* WHAT TO DO
Return these lines exactly as they are, every record included.

━━━ PROVIDED RECORDS ━━━

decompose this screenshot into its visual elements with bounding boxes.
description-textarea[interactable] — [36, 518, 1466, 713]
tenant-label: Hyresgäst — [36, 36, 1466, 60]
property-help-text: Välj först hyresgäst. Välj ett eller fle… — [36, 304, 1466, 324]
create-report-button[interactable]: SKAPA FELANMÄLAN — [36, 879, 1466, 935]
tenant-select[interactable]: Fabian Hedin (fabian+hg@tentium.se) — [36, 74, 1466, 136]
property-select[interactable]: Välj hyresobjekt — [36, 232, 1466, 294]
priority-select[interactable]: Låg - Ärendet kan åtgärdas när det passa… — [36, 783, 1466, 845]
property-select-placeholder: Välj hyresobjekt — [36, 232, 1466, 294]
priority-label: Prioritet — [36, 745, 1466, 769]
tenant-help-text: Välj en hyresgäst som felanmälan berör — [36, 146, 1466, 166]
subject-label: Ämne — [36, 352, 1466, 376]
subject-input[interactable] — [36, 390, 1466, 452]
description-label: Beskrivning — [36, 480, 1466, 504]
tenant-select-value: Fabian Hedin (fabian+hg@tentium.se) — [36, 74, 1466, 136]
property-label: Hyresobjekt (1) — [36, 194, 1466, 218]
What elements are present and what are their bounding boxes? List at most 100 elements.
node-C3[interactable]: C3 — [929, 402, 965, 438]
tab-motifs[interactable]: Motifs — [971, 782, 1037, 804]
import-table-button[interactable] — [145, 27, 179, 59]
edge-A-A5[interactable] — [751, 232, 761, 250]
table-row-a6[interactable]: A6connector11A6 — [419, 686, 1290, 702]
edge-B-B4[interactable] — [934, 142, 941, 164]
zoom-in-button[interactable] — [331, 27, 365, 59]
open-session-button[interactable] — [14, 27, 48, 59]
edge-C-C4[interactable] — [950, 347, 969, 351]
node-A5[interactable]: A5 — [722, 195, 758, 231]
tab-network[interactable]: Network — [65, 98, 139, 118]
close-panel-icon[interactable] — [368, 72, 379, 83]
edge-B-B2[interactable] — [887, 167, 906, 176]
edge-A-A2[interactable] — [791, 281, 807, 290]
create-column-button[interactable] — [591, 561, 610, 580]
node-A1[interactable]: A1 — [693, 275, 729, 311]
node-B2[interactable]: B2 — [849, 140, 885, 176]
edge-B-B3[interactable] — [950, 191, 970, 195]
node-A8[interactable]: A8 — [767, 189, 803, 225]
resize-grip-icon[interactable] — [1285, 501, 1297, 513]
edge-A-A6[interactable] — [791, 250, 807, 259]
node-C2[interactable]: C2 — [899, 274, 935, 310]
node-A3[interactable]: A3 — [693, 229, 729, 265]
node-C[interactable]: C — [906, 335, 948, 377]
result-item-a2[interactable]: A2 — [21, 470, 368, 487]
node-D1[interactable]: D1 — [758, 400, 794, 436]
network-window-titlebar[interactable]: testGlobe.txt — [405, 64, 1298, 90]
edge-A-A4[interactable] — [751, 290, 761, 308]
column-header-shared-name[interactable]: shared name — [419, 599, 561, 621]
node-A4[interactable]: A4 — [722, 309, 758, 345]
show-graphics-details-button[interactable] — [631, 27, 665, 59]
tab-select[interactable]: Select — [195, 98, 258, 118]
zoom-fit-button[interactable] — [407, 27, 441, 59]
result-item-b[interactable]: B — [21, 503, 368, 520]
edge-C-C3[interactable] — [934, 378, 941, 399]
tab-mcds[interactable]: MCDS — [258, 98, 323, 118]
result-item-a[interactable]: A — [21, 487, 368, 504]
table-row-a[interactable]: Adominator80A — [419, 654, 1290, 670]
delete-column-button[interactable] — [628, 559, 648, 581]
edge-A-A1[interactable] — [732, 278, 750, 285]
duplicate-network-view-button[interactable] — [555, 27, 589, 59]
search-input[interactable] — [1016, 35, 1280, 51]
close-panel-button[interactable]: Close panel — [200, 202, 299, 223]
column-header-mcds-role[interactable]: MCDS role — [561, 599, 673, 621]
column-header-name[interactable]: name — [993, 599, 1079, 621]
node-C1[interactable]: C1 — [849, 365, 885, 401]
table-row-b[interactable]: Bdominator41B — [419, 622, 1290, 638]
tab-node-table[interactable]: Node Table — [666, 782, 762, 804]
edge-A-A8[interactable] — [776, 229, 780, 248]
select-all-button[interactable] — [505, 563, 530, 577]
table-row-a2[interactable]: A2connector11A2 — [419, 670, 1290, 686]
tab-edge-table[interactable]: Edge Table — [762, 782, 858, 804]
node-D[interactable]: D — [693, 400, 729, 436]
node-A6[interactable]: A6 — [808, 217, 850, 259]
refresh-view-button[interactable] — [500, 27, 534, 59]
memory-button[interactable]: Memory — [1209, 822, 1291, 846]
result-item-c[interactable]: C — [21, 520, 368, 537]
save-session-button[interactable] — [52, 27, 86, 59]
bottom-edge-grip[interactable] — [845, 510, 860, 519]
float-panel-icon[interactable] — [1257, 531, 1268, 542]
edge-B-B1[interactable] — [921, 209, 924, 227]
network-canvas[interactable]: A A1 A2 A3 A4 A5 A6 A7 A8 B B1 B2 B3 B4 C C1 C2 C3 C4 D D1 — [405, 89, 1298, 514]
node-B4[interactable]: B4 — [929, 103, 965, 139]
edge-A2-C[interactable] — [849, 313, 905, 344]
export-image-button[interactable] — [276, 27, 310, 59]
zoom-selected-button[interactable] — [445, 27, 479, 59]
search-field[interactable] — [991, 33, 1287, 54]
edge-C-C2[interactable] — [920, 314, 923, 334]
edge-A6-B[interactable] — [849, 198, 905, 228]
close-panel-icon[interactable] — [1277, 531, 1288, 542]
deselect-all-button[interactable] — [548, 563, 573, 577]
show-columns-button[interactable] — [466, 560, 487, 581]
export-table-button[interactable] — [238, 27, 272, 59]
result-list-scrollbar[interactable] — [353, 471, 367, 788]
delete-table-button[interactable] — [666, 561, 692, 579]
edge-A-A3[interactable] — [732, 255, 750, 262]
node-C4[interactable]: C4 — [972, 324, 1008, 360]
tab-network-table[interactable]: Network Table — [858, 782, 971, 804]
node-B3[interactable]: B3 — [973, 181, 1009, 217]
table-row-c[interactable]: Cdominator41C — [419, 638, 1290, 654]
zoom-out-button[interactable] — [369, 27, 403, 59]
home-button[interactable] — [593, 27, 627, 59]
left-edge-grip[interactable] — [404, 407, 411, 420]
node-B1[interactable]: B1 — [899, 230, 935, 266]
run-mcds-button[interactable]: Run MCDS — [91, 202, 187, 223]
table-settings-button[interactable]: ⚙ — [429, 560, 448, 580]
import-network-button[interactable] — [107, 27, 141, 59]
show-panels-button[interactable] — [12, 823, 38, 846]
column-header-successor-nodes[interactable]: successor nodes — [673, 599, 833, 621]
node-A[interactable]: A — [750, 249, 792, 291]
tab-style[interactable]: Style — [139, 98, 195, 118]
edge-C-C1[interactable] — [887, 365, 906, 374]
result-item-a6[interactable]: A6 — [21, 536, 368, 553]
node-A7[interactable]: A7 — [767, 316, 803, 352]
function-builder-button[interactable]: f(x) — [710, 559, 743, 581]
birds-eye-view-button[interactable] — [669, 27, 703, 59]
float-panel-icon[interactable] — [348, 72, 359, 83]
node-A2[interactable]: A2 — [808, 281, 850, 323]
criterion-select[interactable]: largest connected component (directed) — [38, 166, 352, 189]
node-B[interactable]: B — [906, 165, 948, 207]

━━━

* THE COMPLETED TASK
decompose this screenshot into its visual elements with bounding boxes.
description-textarea[interactable] — [36, 518, 1466, 713]
tenant-label: Hyresgäst — [36, 36, 1466, 60]
property-help-text: Välj först hyresgäst. Välj ett eller fle… — [36, 304, 1466, 324]
create-report-button[interactable]: SKAPA FELANMÄLAN — [36, 879, 1466, 935]
tenant-select[interactable]: Fabian Hedin (fabian+hg@tentium.se) — [36, 74, 1466, 136]
property-select[interactable]: Välj hyresobjekt — [36, 232, 1466, 294]
priority-select[interactable]: Låg - Ärendet kan åtgärdas när det passa… — [36, 783, 1466, 845]
property-select-placeholder: Välj hyresobjekt — [36, 232, 1466, 294]
priority-label: Prioritet — [36, 745, 1466, 769]
tenant-help-text: Välj en hyresgäst som felanmälan berör — [36, 146, 1466, 166]
subject-label: Ämne — [36, 352, 1466, 376]
subject-input[interactable] — [36, 390, 1466, 452]
description-label: Beskrivning — [36, 480, 1466, 504]
tenant-select-value: Fabian Hedin (fabian+hg@tentium.se) — [36, 74, 1466, 136]
property-label: Hyresobjekt (1) — [36, 194, 1466, 218]
What elements are present and what are their bounding boxes? List at most 100 elements.
node-C3[interactable]: C3 — [929, 402, 965, 438]
tab-motifs[interactable]: Motifs — [971, 782, 1037, 804]
import-table-button[interactable] — [145, 27, 179, 59]
edge-A-A5[interactable] — [751, 232, 761, 250]
table-row-a6[interactable]: A6connector11A6 — [419, 686, 1290, 702]
edge-B-B4[interactable] — [934, 142, 941, 164]
zoom-in-button[interactable] — [331, 27, 365, 59]
open-session-button[interactable] — [14, 27, 48, 59]
edge-C-C4[interactable] — [950, 347, 969, 351]
node-A5[interactable]: A5 — [722, 195, 758, 231]
tab-network[interactable]: Network — [65, 98, 139, 118]
close-panel-icon[interactable] — [368, 72, 379, 83]
edge-B-B2[interactable] — [887, 167, 906, 176]
edge-A-A2[interactable] — [791, 281, 807, 290]
create-column-button[interactable] — [591, 561, 610, 580]
node-A1[interactable]: A1 — [693, 275, 729, 311]
node-B2[interactable]: B2 — [849, 140, 885, 176]
edge-B-B3[interactable] — [950, 191, 970, 195]
node-A8[interactable]: A8 — [767, 189, 803, 225]
resize-grip-icon[interactable] — [1285, 501, 1297, 513]
edge-A-A6[interactable] — [791, 250, 807, 259]
node-C2[interactable]: C2 — [899, 274, 935, 310]
node-A3[interactable]: A3 — [693, 229, 729, 265]
node-C[interactable]: C — [906, 335, 948, 377]
result-item-a2[interactable]: A2 — [21, 470, 368, 487]
node-D1[interactable]: D1 — [758, 400, 794, 436]
network-window-titlebar[interactable]: testGlobe.txt — [405, 64, 1298, 90]
edge-A-A4[interactable] — [751, 290, 761, 308]
column-header-shared-name[interactable]: shared name — [419, 599, 561, 621]
node-A4[interactable]: A4 — [722, 309, 758, 345]
show-graphics-details-button[interactable] — [631, 27, 665, 59]
tab-select[interactable]: Select — [195, 98, 258, 118]
zoom-fit-button[interactable] — [407, 27, 441, 59]
result-item-b[interactable]: B — [21, 503, 368, 520]
edge-C-C3[interactable] — [934, 378, 941, 399]
tab-mcds[interactable]: MCDS — [258, 98, 323, 118]
result-item-a[interactable]: A — [21, 487, 368, 504]
table-row-a[interactable]: Adominator80A — [419, 654, 1290, 670]
delete-column-button[interactable] — [628, 559, 648, 581]
edge-A-A1[interactable] — [732, 278, 750, 285]
duplicate-network-view-button[interactable] — [555, 27, 589, 59]
search-input[interactable] — [1016, 35, 1280, 51]
close-panel-button[interactable]: Close panel — [200, 202, 299, 223]
column-header-mcds-role[interactable]: MCDS role — [561, 599, 673, 621]
column-header-name[interactable]: name — [993, 599, 1079, 621]
node-C1[interactable]: C1 — [849, 365, 885, 401]
table-row-b[interactable]: Bdominator41B — [419, 622, 1290, 638]
tab-node-table[interactable]: Node Table — [666, 782, 762, 804]
edge-A-A8[interactable] — [776, 229, 780, 248]
select-all-button[interactable] — [505, 563, 530, 577]
table-row-a2[interactable]: A2connector11A2 — [419, 670, 1290, 686]
tab-edge-table[interactable]: Edge Table — [762, 782, 858, 804]
node-D[interactable]: D — [693, 400, 729, 436]
node-A6[interactable]: A6 — [808, 217, 850, 259]
refresh-view-button[interactable] — [500, 27, 534, 59]
memory-button[interactable]: Memory — [1209, 822, 1291, 846]
result-item-c[interactable]: C — [21, 520, 368, 537]
save-session-button[interactable] — [52, 27, 86, 59]
bottom-edge-grip[interactable] — [845, 510, 860, 519]
float-panel-icon[interactable] — [1257, 531, 1268, 542]
edge-B-B1[interactable] — [921, 209, 924, 227]
network-canvas[interactable]: A A1 A2 A3 A4 A5 A6 A7 A8 B B1 B2 B3 B4 C C1 C2 C3 C4 D D1 — [405, 89, 1298, 514]
node-B4[interactable]: B4 — [929, 103, 965, 139]
edge-A2-C[interactable] — [849, 313, 905, 344]
export-image-button[interactable] — [276, 27, 310, 59]
zoom-selected-button[interactable] — [445, 27, 479, 59]
search-field[interactable] — [991, 33, 1287, 54]
edge-C-C2[interactable] — [920, 314, 923, 334]
edge-A6-B[interactable] — [849, 198, 905, 228]
close-panel-icon[interactable] — [1277, 531, 1288, 542]
deselect-all-button[interactable] — [548, 563, 573, 577]
show-columns-button[interactable] — [466, 560, 487, 581]
export-table-button[interactable] — [238, 27, 272, 59]
result-list-scrollbar[interactable] — [353, 471, 367, 788]
delete-table-button[interactable] — [666, 561, 692, 579]
edge-A-A3[interactable] — [732, 255, 750, 262]
node-C4[interactable]: C4 — [972, 324, 1008, 360]
tab-network-table[interactable]: Network Table — [858, 782, 971, 804]
node-B3[interactable]: B3 — [973, 181, 1009, 217]
table-row-c[interactable]: Cdominator41C — [419, 638, 1290, 654]
zoom-out-button[interactable] — [369, 27, 403, 59]
home-button[interactable] — [593, 27, 627, 59]
left-edge-grip[interactable] — [404, 407, 411, 420]
node-B1[interactable]: B1 — [899, 230, 935, 266]
run-mcds-button[interactable]: Run MCDS — [91, 202, 187, 223]
table-settings-button[interactable]: ⚙ — [429, 560, 448, 580]
import-network-button[interactable] — [107, 27, 141, 59]
show-panels-button[interactable] — [12, 823, 38, 846]
column-header-successor-nodes[interactable]: successor nodes — [673, 599, 833, 621]
node-A[interactable]: A — [750, 249, 792, 291]
tab-style[interactable]: Style — [139, 98, 195, 118]
edge-C-C1[interactable] — [887, 365, 906, 374]
result-item-a6[interactable]: A6 — [21, 536, 368, 553]
node-A7[interactable]: A7 — [767, 316, 803, 352]
function-builder-button[interactable]: f(x) — [710, 559, 743, 581]
birds-eye-view-button[interactable] — [669, 27, 703, 59]
float-panel-icon[interactable] — [348, 72, 359, 83]
node-A2[interactable]: A2 — [808, 281, 850, 323]
criterion-select[interactable]: largest connected component (directed) — [38, 166, 352, 189]
node-B[interactable]: B — [906, 165, 948, 207]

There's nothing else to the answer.